[Data entries for graphics]
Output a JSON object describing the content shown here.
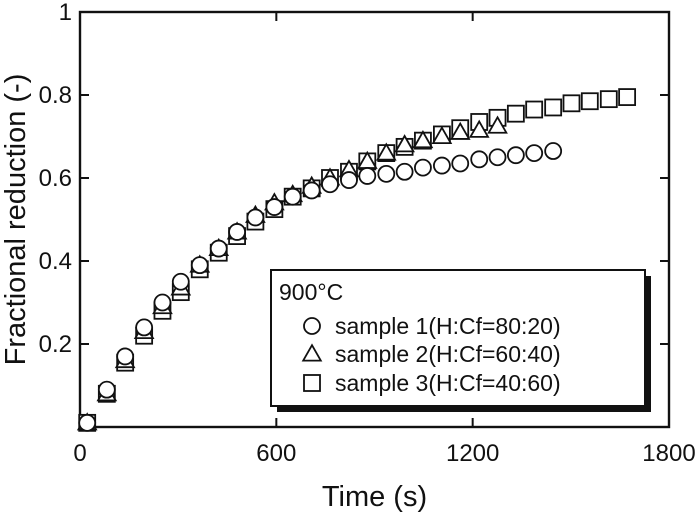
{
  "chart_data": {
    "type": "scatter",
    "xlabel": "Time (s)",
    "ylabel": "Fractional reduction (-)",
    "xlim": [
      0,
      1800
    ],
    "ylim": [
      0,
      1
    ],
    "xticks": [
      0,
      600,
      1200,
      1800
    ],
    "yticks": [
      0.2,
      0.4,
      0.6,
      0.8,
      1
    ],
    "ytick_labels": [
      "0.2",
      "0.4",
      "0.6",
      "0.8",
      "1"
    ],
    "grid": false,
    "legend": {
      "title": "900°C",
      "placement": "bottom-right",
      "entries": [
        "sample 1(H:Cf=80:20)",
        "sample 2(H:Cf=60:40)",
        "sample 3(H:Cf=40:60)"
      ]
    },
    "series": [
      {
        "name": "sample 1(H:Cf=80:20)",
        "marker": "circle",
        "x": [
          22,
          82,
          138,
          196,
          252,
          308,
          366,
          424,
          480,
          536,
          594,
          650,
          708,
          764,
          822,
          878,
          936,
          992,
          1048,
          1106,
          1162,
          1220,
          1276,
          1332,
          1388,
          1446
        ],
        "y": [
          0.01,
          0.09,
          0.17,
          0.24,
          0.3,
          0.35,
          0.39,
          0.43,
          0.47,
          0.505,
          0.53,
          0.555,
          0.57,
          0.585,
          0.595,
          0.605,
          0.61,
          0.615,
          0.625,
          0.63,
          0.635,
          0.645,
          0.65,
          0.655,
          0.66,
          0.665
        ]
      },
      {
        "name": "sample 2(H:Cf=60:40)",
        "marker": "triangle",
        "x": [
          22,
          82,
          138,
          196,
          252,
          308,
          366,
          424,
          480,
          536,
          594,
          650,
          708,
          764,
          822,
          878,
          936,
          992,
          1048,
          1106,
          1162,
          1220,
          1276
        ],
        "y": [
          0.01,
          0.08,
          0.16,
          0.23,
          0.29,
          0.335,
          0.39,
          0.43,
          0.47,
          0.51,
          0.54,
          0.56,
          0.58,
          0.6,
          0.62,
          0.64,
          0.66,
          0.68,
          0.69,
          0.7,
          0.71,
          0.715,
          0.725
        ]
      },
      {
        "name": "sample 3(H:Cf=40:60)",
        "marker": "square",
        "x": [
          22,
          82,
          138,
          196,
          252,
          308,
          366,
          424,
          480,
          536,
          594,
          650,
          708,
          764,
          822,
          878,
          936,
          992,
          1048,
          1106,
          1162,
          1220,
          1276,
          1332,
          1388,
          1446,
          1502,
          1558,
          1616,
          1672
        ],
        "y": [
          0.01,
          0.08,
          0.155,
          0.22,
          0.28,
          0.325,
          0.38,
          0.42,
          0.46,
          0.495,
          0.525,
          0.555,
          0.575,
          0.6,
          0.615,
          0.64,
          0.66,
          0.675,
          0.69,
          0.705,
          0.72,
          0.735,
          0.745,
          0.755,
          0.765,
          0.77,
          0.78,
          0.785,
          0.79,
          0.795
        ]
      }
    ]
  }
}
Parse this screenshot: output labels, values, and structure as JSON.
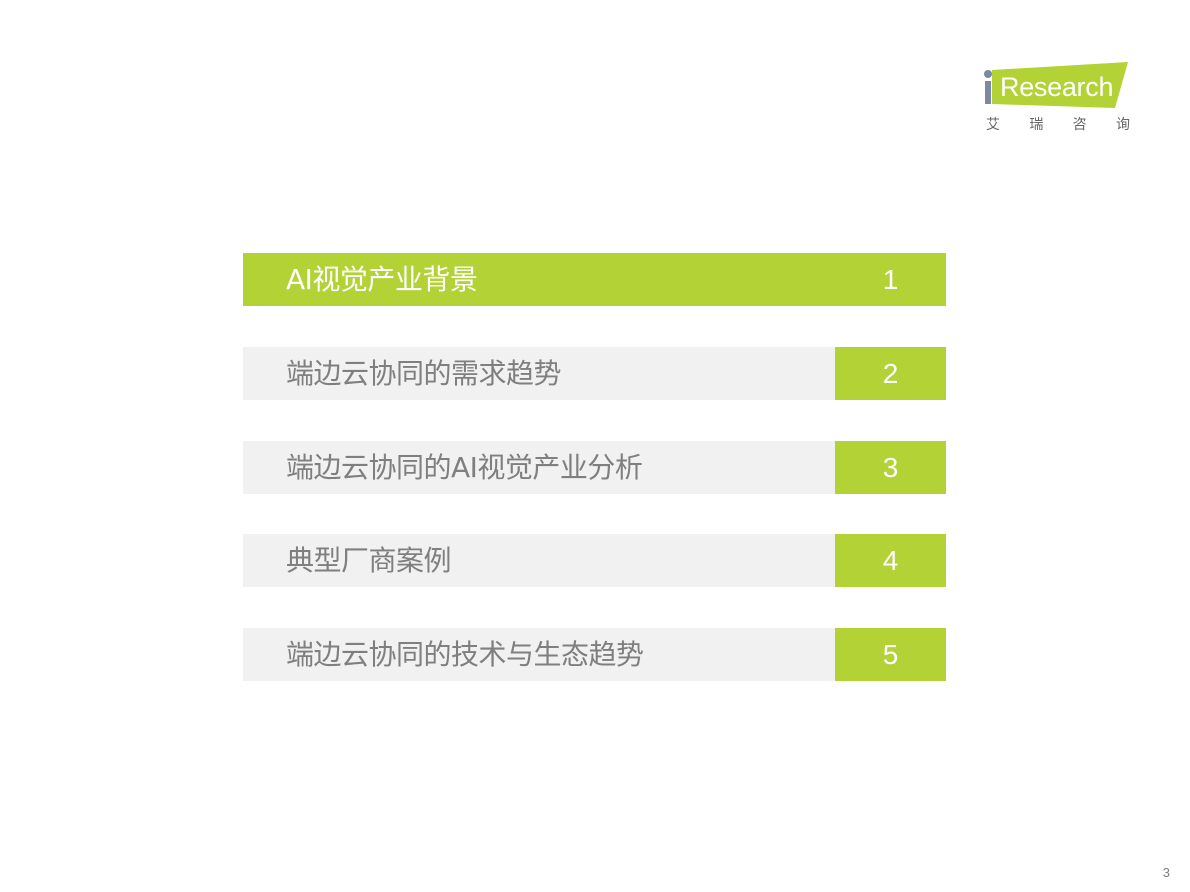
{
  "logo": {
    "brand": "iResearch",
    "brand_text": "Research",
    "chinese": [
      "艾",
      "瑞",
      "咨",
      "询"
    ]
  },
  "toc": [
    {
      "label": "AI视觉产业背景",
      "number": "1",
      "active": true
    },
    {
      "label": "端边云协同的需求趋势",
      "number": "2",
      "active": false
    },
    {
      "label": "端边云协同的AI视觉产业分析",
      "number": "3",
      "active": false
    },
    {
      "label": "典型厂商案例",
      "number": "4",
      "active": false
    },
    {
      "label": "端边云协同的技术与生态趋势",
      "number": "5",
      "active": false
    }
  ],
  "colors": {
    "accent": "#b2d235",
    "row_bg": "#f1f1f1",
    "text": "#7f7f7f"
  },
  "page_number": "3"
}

● Goal
Retype exactly, and only, the lines from the one containing "Parse this screenshot: output" through the end of the material, leaving aside every picture.

● Final answer
Parse this screenshot: output labels, values, and structure as JSON.
{
  "logo": {
    "brand": "iResearch",
    "brand_text": "Research",
    "chinese": [
      "艾",
      "瑞",
      "咨",
      "询"
    ]
  },
  "toc": [
    {
      "label": "AI视觉产业背景",
      "number": "1",
      "active": true
    },
    {
      "label": "端边云协同的需求趋势",
      "number": "2",
      "active": false
    },
    {
      "label": "端边云协同的AI视觉产业分析",
      "number": "3",
      "active": false
    },
    {
      "label": "典型厂商案例",
      "number": "4",
      "active": false
    },
    {
      "label": "端边云协同的技术与生态趋势",
      "number": "5",
      "active": false
    }
  ],
  "colors": {
    "accent": "#b2d235",
    "row_bg": "#f1f1f1",
    "text": "#7f7f7f"
  },
  "page_number": "3"
}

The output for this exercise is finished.